EXERCISE TASK>
Print all of the data exactly as written.
↓
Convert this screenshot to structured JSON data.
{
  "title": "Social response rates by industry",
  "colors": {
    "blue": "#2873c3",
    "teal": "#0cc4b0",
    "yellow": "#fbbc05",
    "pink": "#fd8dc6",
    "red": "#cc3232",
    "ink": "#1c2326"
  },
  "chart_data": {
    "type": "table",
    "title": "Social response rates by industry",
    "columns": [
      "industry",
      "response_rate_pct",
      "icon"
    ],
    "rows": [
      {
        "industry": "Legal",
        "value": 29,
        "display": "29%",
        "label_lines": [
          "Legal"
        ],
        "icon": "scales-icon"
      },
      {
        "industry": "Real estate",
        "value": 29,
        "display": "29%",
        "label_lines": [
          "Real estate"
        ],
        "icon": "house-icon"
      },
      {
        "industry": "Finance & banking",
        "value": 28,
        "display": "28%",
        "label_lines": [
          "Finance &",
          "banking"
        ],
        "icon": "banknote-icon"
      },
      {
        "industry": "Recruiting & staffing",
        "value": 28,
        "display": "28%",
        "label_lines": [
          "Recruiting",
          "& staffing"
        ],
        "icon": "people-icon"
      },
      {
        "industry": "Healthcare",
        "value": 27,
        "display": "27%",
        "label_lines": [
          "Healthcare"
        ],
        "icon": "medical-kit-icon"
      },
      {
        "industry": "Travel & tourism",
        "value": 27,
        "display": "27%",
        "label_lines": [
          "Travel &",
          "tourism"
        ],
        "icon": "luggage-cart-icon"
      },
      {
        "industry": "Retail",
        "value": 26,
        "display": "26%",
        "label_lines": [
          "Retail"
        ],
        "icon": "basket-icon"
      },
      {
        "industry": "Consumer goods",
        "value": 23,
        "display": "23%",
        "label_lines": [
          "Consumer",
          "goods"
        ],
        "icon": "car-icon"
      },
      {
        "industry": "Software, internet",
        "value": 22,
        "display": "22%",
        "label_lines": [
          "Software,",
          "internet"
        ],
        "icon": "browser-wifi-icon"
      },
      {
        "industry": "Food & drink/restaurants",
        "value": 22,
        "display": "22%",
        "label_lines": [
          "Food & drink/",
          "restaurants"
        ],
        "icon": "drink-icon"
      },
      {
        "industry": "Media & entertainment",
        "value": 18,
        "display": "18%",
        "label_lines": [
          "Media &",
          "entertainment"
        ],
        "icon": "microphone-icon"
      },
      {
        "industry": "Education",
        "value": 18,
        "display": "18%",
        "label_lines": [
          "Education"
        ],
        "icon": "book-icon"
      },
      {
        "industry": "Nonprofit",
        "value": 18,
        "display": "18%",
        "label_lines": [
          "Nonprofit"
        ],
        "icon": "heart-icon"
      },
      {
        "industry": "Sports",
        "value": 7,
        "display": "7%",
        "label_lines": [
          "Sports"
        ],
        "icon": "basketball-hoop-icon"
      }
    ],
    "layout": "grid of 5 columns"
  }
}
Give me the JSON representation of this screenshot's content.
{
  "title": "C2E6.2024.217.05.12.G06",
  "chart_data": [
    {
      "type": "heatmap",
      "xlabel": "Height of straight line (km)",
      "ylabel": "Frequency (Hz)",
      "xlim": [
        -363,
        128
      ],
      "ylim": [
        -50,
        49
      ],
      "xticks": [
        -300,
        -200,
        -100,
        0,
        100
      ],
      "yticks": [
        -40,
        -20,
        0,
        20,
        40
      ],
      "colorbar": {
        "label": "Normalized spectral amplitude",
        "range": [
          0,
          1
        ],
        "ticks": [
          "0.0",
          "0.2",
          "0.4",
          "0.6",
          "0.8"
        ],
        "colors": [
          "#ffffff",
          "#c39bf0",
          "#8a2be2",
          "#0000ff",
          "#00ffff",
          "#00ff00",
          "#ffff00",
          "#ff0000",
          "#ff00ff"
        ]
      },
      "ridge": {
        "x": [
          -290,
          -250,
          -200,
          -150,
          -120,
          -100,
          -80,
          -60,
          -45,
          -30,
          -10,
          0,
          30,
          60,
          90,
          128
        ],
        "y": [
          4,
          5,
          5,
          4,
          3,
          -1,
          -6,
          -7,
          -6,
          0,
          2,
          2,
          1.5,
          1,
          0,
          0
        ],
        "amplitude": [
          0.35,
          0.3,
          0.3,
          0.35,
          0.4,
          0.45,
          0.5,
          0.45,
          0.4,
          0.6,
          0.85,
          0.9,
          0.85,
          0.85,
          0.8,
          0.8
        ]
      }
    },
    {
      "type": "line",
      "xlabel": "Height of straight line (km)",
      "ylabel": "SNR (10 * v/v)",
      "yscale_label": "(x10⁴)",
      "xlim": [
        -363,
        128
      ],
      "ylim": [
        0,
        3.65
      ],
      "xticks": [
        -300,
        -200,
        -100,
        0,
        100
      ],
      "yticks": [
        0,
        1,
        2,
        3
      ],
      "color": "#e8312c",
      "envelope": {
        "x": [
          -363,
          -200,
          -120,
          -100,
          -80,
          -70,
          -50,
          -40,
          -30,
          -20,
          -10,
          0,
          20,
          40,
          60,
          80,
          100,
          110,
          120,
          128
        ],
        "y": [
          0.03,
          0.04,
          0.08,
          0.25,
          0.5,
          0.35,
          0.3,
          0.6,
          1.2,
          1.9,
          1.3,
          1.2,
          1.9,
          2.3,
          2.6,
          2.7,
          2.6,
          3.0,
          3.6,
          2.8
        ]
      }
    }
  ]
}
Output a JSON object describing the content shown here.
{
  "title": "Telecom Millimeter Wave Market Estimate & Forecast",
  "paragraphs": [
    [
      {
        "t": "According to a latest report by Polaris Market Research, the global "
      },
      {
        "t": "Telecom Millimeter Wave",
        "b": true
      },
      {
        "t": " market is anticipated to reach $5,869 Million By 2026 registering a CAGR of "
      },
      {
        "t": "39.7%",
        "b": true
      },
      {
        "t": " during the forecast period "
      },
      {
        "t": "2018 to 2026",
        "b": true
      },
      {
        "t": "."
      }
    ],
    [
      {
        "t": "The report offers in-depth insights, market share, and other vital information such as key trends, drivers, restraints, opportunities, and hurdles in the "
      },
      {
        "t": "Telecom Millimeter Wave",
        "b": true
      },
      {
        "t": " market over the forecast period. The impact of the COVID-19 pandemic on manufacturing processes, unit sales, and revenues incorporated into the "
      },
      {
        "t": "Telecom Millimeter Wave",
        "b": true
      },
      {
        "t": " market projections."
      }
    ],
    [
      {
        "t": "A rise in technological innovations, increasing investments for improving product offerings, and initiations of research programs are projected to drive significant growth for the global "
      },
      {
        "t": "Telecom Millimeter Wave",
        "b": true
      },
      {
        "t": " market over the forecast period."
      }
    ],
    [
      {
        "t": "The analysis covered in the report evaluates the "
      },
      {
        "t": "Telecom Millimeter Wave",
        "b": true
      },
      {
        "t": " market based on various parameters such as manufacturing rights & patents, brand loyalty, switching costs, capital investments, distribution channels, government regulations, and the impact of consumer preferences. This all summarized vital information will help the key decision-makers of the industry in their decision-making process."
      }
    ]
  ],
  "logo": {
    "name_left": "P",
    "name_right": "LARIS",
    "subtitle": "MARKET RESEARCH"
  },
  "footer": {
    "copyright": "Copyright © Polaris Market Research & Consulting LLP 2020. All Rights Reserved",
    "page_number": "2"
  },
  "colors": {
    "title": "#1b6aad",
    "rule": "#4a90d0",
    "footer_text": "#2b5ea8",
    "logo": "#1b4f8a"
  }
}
↑
EXERCISE RESULT>
Convert this screenshot to structured JSON data.
{
  "title": "Social response rates by industry",
  "colors": {
    "blue": "#2873c3",
    "teal": "#0cc4b0",
    "yellow": "#fbbc05",
    "pink": "#fd8dc6",
    "red": "#cc3232",
    "ink": "#1c2326"
  },
  "chart_data": {
    "type": "table",
    "title": "Social response rates by industry",
    "columns": [
      "industry",
      "response_rate_pct",
      "icon"
    ],
    "rows": [
      {
        "industry": "Legal",
        "value": 29,
        "display": "29%",
        "label_lines": [
          "Legal"
        ],
        "icon": "scales-icon"
      },
      {
        "industry": "Real estate",
        "value": 29,
        "display": "29%",
        "label_lines": [
          "Real estate"
        ],
        "icon": "house-icon"
      },
      {
        "industry": "Finance & banking",
        "value": 28,
        "display": "28%",
        "label_lines": [
          "Finance &",
          "banking"
        ],
        "icon": "banknote-icon"
      },
      {
        "industry": "Recruiting & staffing",
        "value": 28,
        "display": "28%",
        "label_lines": [
          "Recruiting",
          "& staffing"
        ],
        "icon": "people-icon"
      },
      {
        "industry": "Healthcare",
        "value": 27,
        "display": "27%",
        "label_lines": [
          "Healthcare"
        ],
        "icon": "medical-kit-icon"
      },
      {
        "industry": "Travel & tourism",
        "value": 27,
        "display": "27%",
        "label_lines": [
          "Travel &",
          "tourism"
        ],
        "icon": "luggage-cart-icon"
      },
      {
        "industry": "Retail",
        "value": 26,
        "display": "26%",
        "label_lines": [
          "Retail"
        ],
        "icon": "basket-icon"
      },
      {
        "industry": "Consumer goods",
        "value": 23,
        "display": "23%",
        "label_lines": [
          "Consumer",
          "goods"
        ],
        "icon": "car-icon"
      },
      {
        "industry": "Software, internet",
        "value": 22,
        "display": "22%",
        "label_lines": [
          "Software,",
          "internet"
        ],
        "icon": "browser-wifi-icon"
      },
      {
        "industry": "Food & drink/restaurants",
        "value": 22,
        "display": "22%",
        "label_lines": [
          "Food & drink/",
          "restaurants"
        ],
        "icon": "drink-icon"
      },
      {
        "industry": "Media & entertainment",
        "value": 18,
        "display": "18%",
        "label_lines": [
          "Media &",
          "entertainment"
        ],
        "icon": "microphone-icon"
      },
      {
        "industry": "Education",
        "value": 18,
        "display": "18%",
        "label_lines": [
          "Education"
        ],
        "icon": "book-icon"
      },
      {
        "industry": "Nonprofit",
        "value": 18,
        "display": "18%",
        "label_lines": [
          "Nonprofit"
        ],
        "icon": "heart-icon"
      },
      {
        "industry": "Sports",
        "value": 7,
        "display": "7%",
        "label_lines": [
          "Sports"
        ],
        "icon": "basketball-hoop-icon"
      }
    ],
    "layout": "grid of 5 columns"
  }
}
Give me the JSON representation of this screenshot's content.
{
  "title": "C2E6.2024.217.05.12.G06",
  "chart_data": [
    {
      "type": "heatmap",
      "xlabel": "Height of straight line (km)",
      "ylabel": "Frequency (Hz)",
      "xlim": [
        -363,
        128
      ],
      "ylim": [
        -50,
        49
      ],
      "xticks": [
        -300,
        -200,
        -100,
        0,
        100
      ],
      "yticks": [
        -40,
        -20,
        0,
        20,
        40
      ],
      "colorbar": {
        "label": "Normalized spectral amplitude",
        "range": [
          0,
          1
        ],
        "ticks": [
          "0.0",
          "0.2",
          "0.4",
          "0.6",
          "0.8"
        ],
        "colors": [
          "#ffffff",
          "#c39bf0",
          "#8a2be2",
          "#0000ff",
          "#00ffff",
          "#00ff00",
          "#ffff00",
          "#ff0000",
          "#ff00ff"
        ]
      },
      "ridge": {
        "x": [
          -290,
          -250,
          -200,
          -150,
          -120,
          -100,
          -80,
          -60,
          -45,
          -30,
          -10,
          0,
          30,
          60,
          90,
          128
        ],
        "y": [
          4,
          5,
          5,
          4,
          3,
          -1,
          -6,
          -7,
          -6,
          0,
          2,
          2,
          1.5,
          1,
          0,
          0
        ],
        "amplitude": [
          0.35,
          0.3,
          0.3,
          0.35,
          0.4,
          0.45,
          0.5,
          0.45,
          0.4,
          0.6,
          0.85,
          0.9,
          0.85,
          0.85,
          0.8,
          0.8
        ]
      }
    },
    {
      "type": "line",
      "xlabel": "Height of straight line (km)",
      "ylabel": "SNR (10 * v/v)",
      "yscale_label": "(x10⁴)",
      "xlim": [
        -363,
        128
      ],
      "ylim": [
        0,
        3.65
      ],
      "xticks": [
        -300,
        -200,
        -100,
        0,
        100
      ],
      "yticks": [
        0,
        1,
        2,
        3
      ],
      "color": "#e8312c",
      "envelope": {
        "x": [
          -363,
          -200,
          -120,
          -100,
          -80,
          -70,
          -50,
          -40,
          -30,
          -20,
          -10,
          0,
          20,
          40,
          60,
          80,
          100,
          110,
          120,
          128
        ],
        "y": [
          0.03,
          0.04,
          0.08,
          0.25,
          0.5,
          0.35,
          0.3,
          0.6,
          1.2,
          1.9,
          1.3,
          1.2,
          1.9,
          2.3,
          2.6,
          2.7,
          2.6,
          3.0,
          3.6,
          2.8
        ]
      }
    }
  ]
}
Output a JSON object describing the content shown here.
{
  "title": "Telecom Millimeter Wave Market Estimate & Forecast",
  "paragraphs": [
    [
      {
        "t": "According to a latest report by Polaris Market Research, the global "
      },
      {
        "t": "Telecom Millimeter Wave",
        "b": true
      },
      {
        "t": " market is anticipated to reach $5,869 Million By 2026 registering a CAGR of "
      },
      {
        "t": "39.7%",
        "b": true
      },
      {
        "t": " during the forecast period "
      },
      {
        "t": "2018 to 2026",
        "b": true
      },
      {
        "t": "."
      }
    ],
    [
      {
        "t": "The report offers in-depth insights, market share, and other vital information such as key trends, drivers, restraints, opportunities, and hurdles in the "
      },
      {
        "t": "Telecom Millimeter Wave",
        "b": true
      },
      {
        "t": " market over the forecast period. The impact of the COVID-19 pandemic on manufacturing processes, unit sales, and revenues incorporated into the "
      },
      {
        "t": "Telecom Millimeter Wave",
        "b": true
      },
      {
        "t": " market projections."
      }
    ],
    [
      {
        "t": "A rise in technological innovations, increasing investments for improving product offerings, and initiations of research programs are projected to drive significant growth for the global "
      },
      {
        "t": "Telecom Millimeter Wave",
        "b": true
      },
      {
        "t": " market over the forecast period."
      }
    ],
    [
      {
        "t": "The analysis covered in the report evaluates the "
      },
      {
        "t": "Telecom Millimeter Wave",
        "b": true
      },
      {
        "t": " market based on various parameters such as manufacturing rights & patents, brand loyalty, switching costs, capital investments, distribution channels, government regulations, and the impact of consumer preferences. This all summarized vital information will help the key decision-makers of the industry in their decision-making process."
      }
    ]
  ],
  "logo": {
    "name_left": "P",
    "name_right": "LARIS",
    "subtitle": "MARKET RESEARCH"
  },
  "footer": {
    "copyright": "Copyright © Polaris Market Research & Consulting LLP 2020. All Rights Reserved",
    "page_number": "2"
  },
  "colors": {
    "title": "#1b6aad",
    "rule": "#4a90d0",
    "footer_text": "#2b5ea8",
    "logo": "#1b4f8a"
  }
}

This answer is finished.